** start of Recorded information **

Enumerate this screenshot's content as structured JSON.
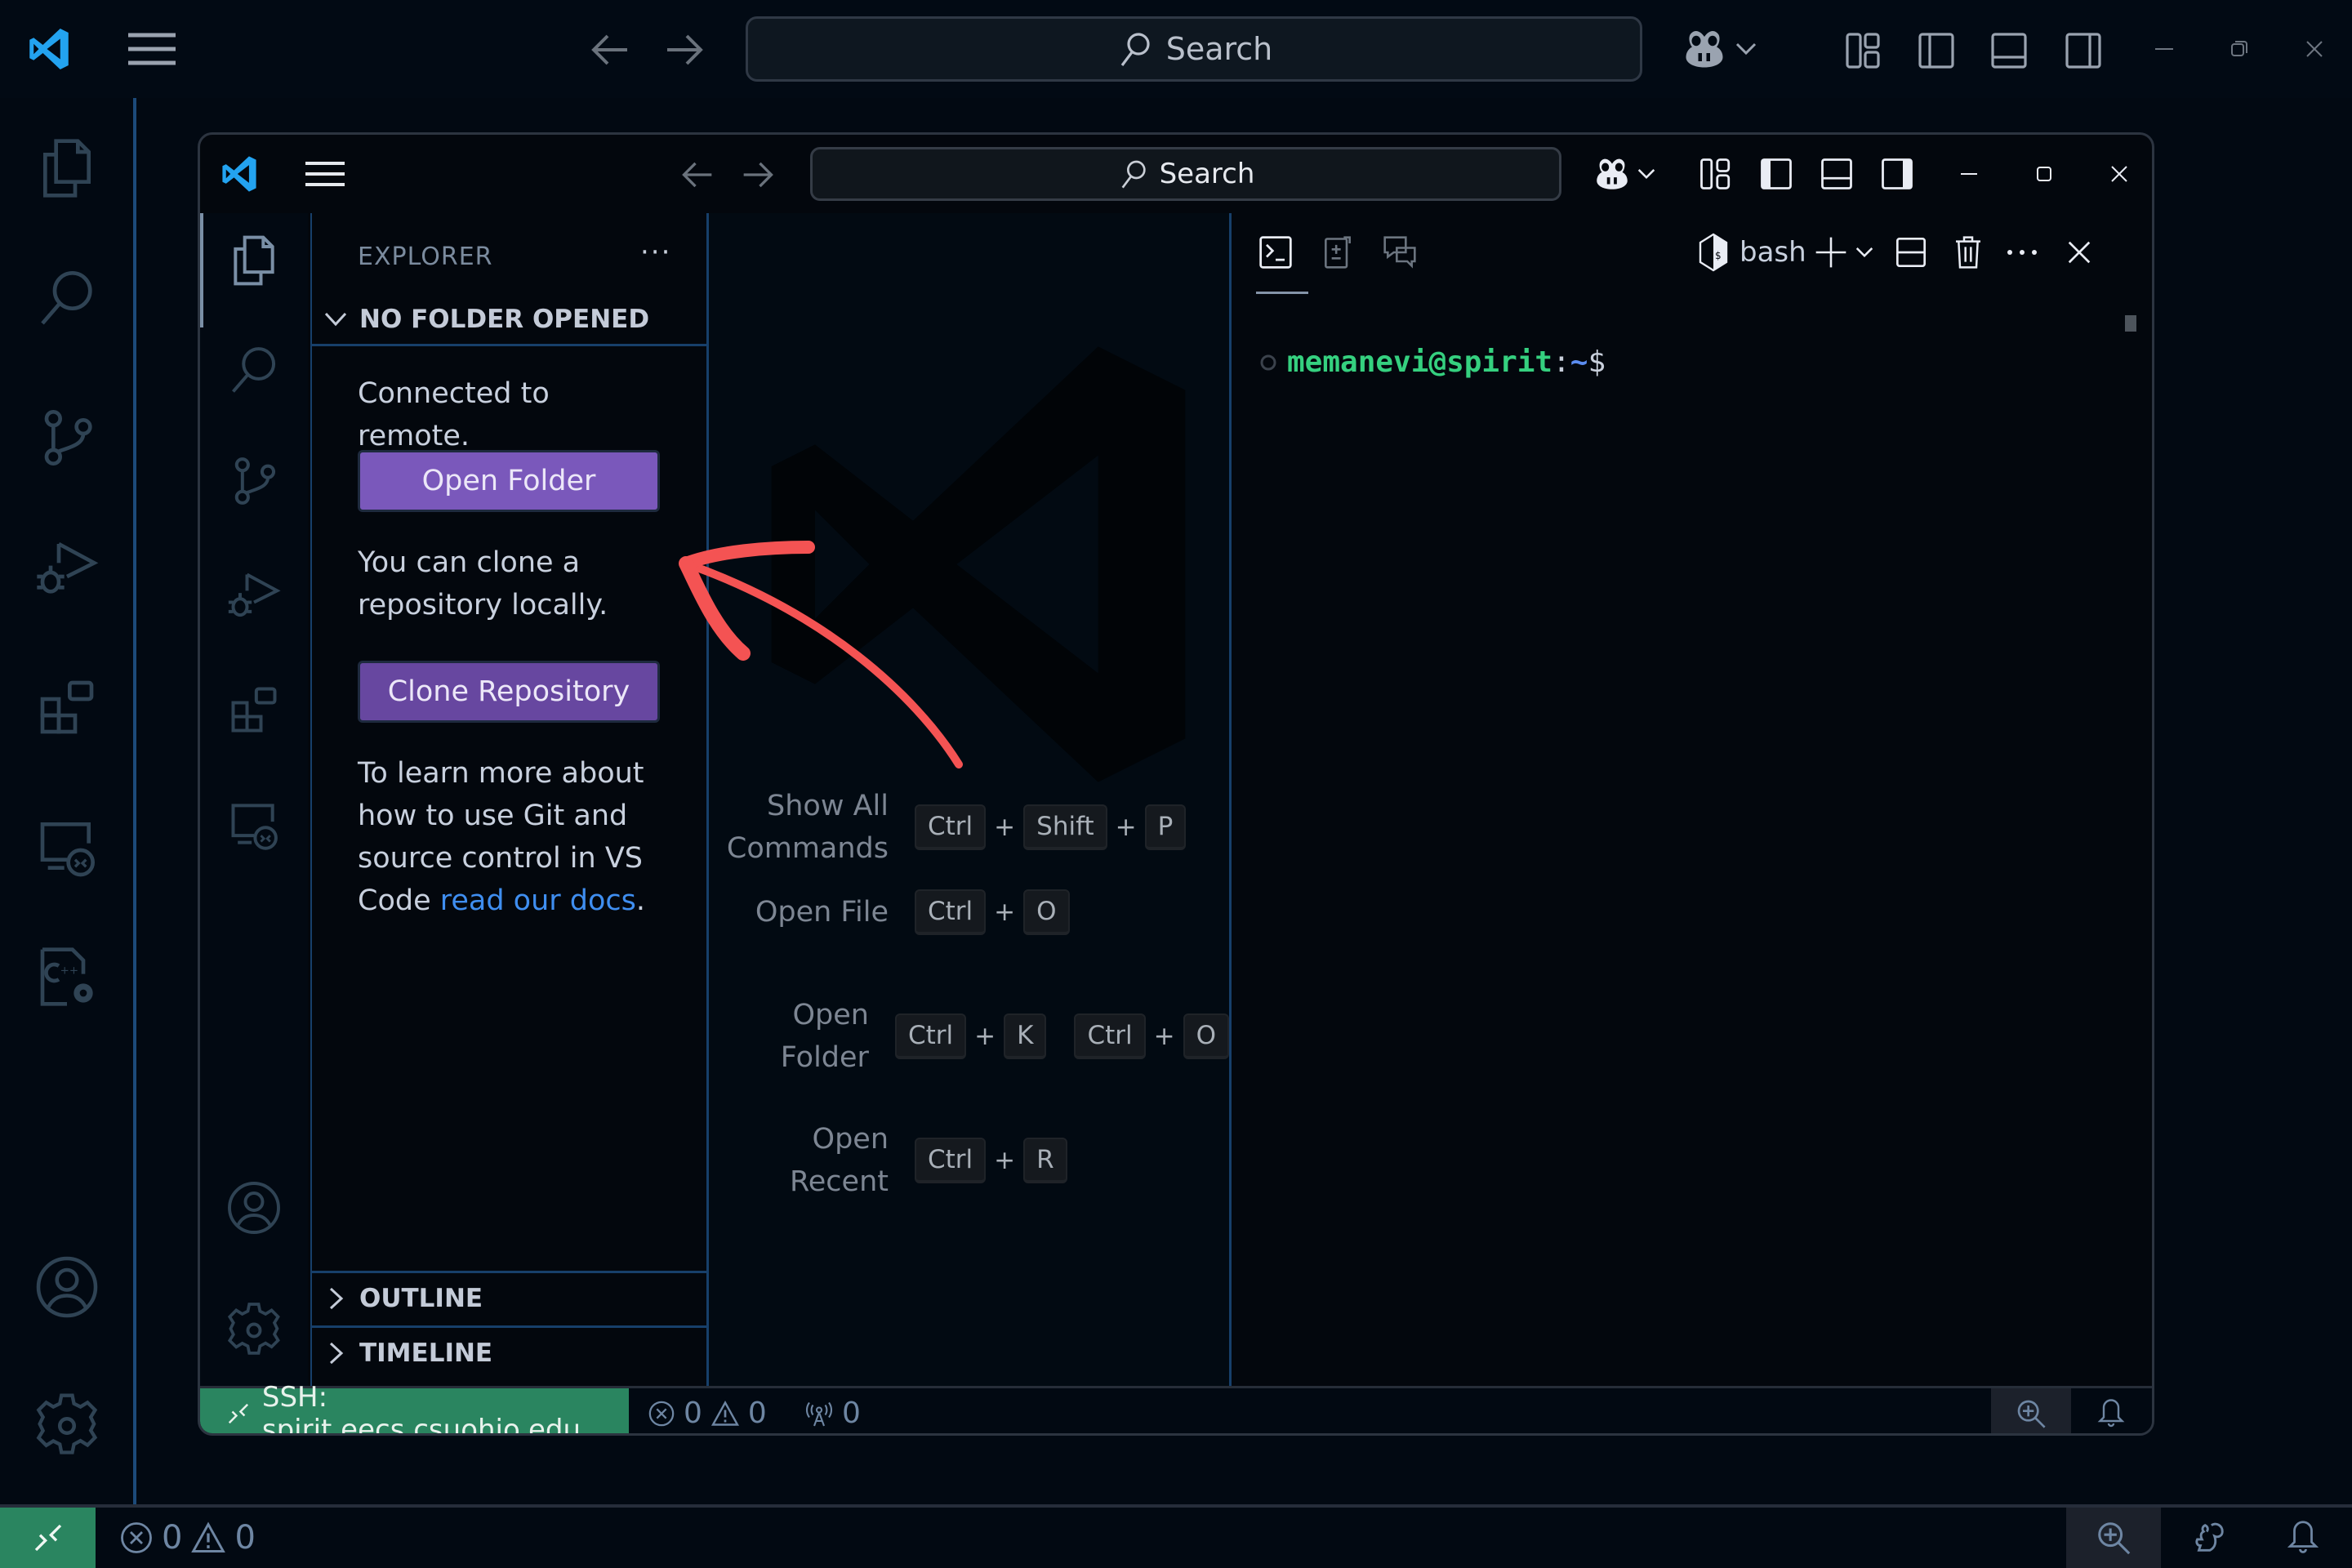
{
  "outer_window": {
    "titlebar": {
      "search_placeholder": "Search",
      "back_label": "Go Back",
      "forward_label": "Go Forward"
    },
    "activity_bar": {
      "items": [
        "Explorer",
        "Search",
        "Source Control",
        "Run and Debug",
        "Extensions",
        "Remote Explorer",
        "C/C++ Configuration"
      ],
      "bottom": [
        "Accounts",
        "Manage"
      ]
    },
    "status_bar": {
      "errors": "0",
      "warnings": "0"
    }
  },
  "inner_window": {
    "titlebar": {
      "search_placeholder": "Search"
    },
    "sidebar": {
      "title": "EXPLORER",
      "more_actions": "···",
      "section_no_folder": "NO FOLDER OPENED",
      "connected_text": "Connected to remote.",
      "open_folder_button": "Open Folder",
      "clone_text": "You can clone a repository locally.",
      "clone_button": "Clone Repository",
      "learn_text_prefix": "To learn more about how to use Git and source control in VS Code ",
      "learn_link": "read our docs",
      "learn_text_suffix": ".",
      "section_outline": "OUTLINE",
      "section_timeline": "TIMELINE"
    },
    "editor": {
      "shortcuts": [
        {
          "label": "Show All Commands",
          "chords": [
            [
              "Ctrl",
              "Shift",
              "P"
            ]
          ]
        },
        {
          "label": "Open File",
          "chords": [
            [
              "Ctrl",
              "O"
            ]
          ]
        },
        {
          "label": "Open Folder",
          "chords": [
            [
              "Ctrl",
              "K"
            ],
            [
              "Ctrl",
              "O"
            ]
          ]
        },
        {
          "label": "Open Recent",
          "chords": [
            [
              "Ctrl",
              "R"
            ]
          ]
        }
      ]
    },
    "panel": {
      "terminal_name": "bash",
      "prompt_user_host": "memanevi@spirit",
      "prompt_colon": ":",
      "prompt_path": "~",
      "prompt_symbol": "$"
    },
    "status_bar": {
      "remote_label": "SSH: spirit.eecs.csuohio.edu",
      "errors": "0",
      "warnings": "0",
      "ports": "0"
    }
  },
  "annotation": {
    "type": "arrow",
    "color": "#f45353",
    "points_to": "Open Folder button"
  },
  "colors": {
    "remote_badge": "#2a8560",
    "primary_button": "#7a58bb",
    "link": "#3f8ef0",
    "prompt_user": "#35d07f",
    "prompt_path": "#5b8cf0",
    "vscode_blue": "#23a3f0"
  }
}
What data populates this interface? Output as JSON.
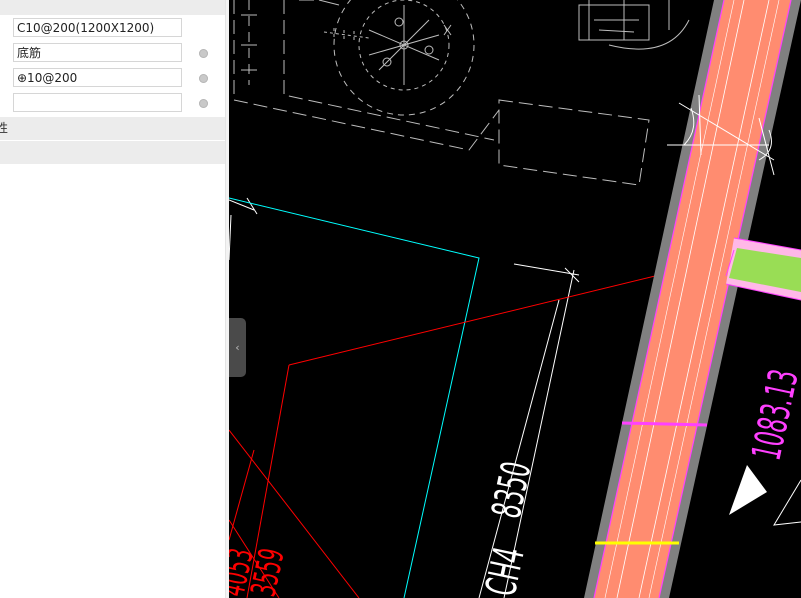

** end of Recorded information **

## What you have to do
Reproduce the whole listing exactly, but not the images in it.

## Exercise answer
Enumerate this screenshot's content as structured JSON.
{
  "outer_window": {
    "titlebar": {
      "search_placeholder": "Search",
      "back_label": "Go Back",
      "forward_label": "Go Forward"
    },
    "activity_bar": {
      "items": [
        "Explorer",
        "Search",
        "Source Control",
        "Run and Debug",
        "Extensions",
        "Remote Explorer",
        "C/C++ Configuration"
      ],
      "bottom": [
        "Accounts",
        "Manage"
      ]
    },
    "status_bar": {
      "errors": "0",
      "warnings": "0"
    }
  },
  "inner_window": {
    "titlebar": {
      "search_placeholder": "Search"
    },
    "sidebar": {
      "title": "EXPLORER",
      "more_actions": "···",
      "section_no_folder": "NO FOLDER OPENED",
      "connected_text": "Connected to remote.",
      "open_folder_button": "Open Folder",
      "clone_text": "You can clone a repository locally.",
      "clone_button": "Clone Repository",
      "learn_text_prefix": "To learn more about how to use Git and source control in VS Code ",
      "learn_link": "read our docs",
      "learn_text_suffix": ".",
      "section_outline": "OUTLINE",
      "section_timeline": "TIMELINE"
    },
    "editor": {
      "shortcuts": [
        {
          "label": "Show All Commands",
          "chords": [
            [
              "Ctrl",
              "Shift",
              "P"
            ]
          ]
        },
        {
          "label": "Open File",
          "chords": [
            [
              "Ctrl",
              "O"
            ]
          ]
        },
        {
          "label": "Open Folder",
          "chords": [
            [
              "Ctrl",
              "K"
            ],
            [
              "Ctrl",
              "O"
            ]
          ]
        },
        {
          "label": "Open Recent",
          "chords": [
            [
              "Ctrl",
              "R"
            ]
          ]
        }
      ]
    },
    "panel": {
      "terminal_name": "bash",
      "prompt_user_host": "memanevi@spirit",
      "prompt_colon": ":",
      "prompt_path": "~",
      "prompt_symbol": "$"
    },
    "status_bar": {
      "remote_label": "SSH: spirit.eecs.csuohio.edu",
      "errors": "0",
      "warnings": "0",
      "ports": "0"
    }
  },
  "annotation": {
    "type": "arrow",
    "color": "#f45353",
    "points_to": "Open Folder button"
  },
  "colors": {
    "remote_badge": "#2a8560",
    "primary_button": "#7a58bb",
    "link": "#3f8ef0",
    "prompt_user": "#35d07f",
    "prompt_path": "#5b8cf0",
    "vscode_blue": "#23a3f0"
  }
}
What data populates this interface? Output as JSON.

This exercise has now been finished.